▶ REQUIREMENT:
Answer these about the passage on how a team's percentage changes after one game:
(a) In equation (1), what is added to Old Percentage?
(b) What does %C stand for?
(c) What is the only way for a team to raise its percentage from a single result?

▶ SELECTED TEXT:
==========

A little maths produces the following exact result for the change in a team's percentage:

(1) New Percentage = Old Percentage + (%S - %C)/(1 + %C) * Old Percentage

where

%S = the points scored by the team in the game in question as a percentage of the points it has scored all season, excluding this game, and

%C = the points conceded by the team in the game in question as a percentage of the points it has conceded all season, excluding this game.

(In passing, I'll note that this equation makes it obvious that the only way for a team to increase its percentage on the basis of a single result is for %S to be greater than %C or, equivalently, for %S/%C to be greater than 1. Put another way, the team's percentage in the most current game needs to exceed its pre-game percentage.

==========

▶ DATASET ENTRIES:
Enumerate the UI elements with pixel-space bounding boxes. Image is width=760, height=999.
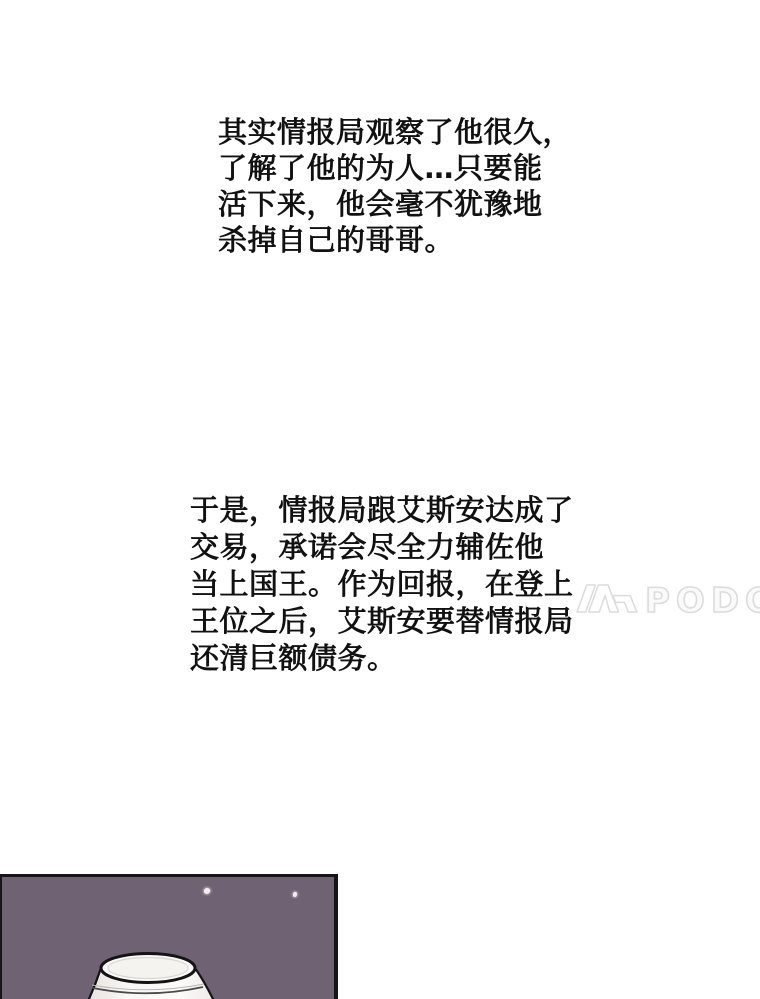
narration-line: 其实情报局观察了他很久，: [218, 114, 572, 150]
podo-logo-icon: [576, 584, 638, 617]
narration-line: 于是，情报局跟艾斯安达成了: [190, 492, 574, 529]
narration-line: 交易，承诺会尽全力辅佐他: [190, 529, 574, 566]
narration-line: 了解了他的为人…只要能: [218, 150, 572, 186]
narration-block-2: 于是，情报局跟艾斯安达成了 交易，承诺会尽全力辅佐他 当上国王。作为回报，在登上…: [190, 492, 574, 677]
webtoon-page: 其实情报局观察了他很久， 了解了他的为人…只要能 活下来，他会毫不犹豫地 杀掉自…: [0, 0, 760, 999]
podo-watermark-text: PODO: [645, 586, 760, 616]
narration-line: 王位之后，艾斯安要替情报局: [190, 603, 574, 640]
narration-line: 还清巨额债务。: [190, 640, 574, 677]
narration-block-1: 其实情报局观察了他很久， 了解了他的为人…只要能 活下来，他会毫不犹豫地 杀掉自…: [218, 114, 572, 258]
lampshade-illustration: [2, 877, 334, 999]
narration-line: 当上国王。作为回报，在登上: [190, 566, 574, 603]
narration-line: 活下来，他会毫不犹豫地: [218, 186, 572, 222]
comic-panel: [0, 874, 338, 999]
narration-line: 杀掉自己的哥哥。: [218, 222, 572, 258]
podo-watermark: PODO: [576, 584, 760, 617]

==========

▶ FINISHED EXERCISE:
(a) (%S - %C)/(1 + %C) * Old Percentage.
(b) %C is the points the team conceded in the game, as a percentage of the points it has conceded all season, excluding this game.
(c) %S must be greater than %C. Equivalently, %S/%C must be greater than 1.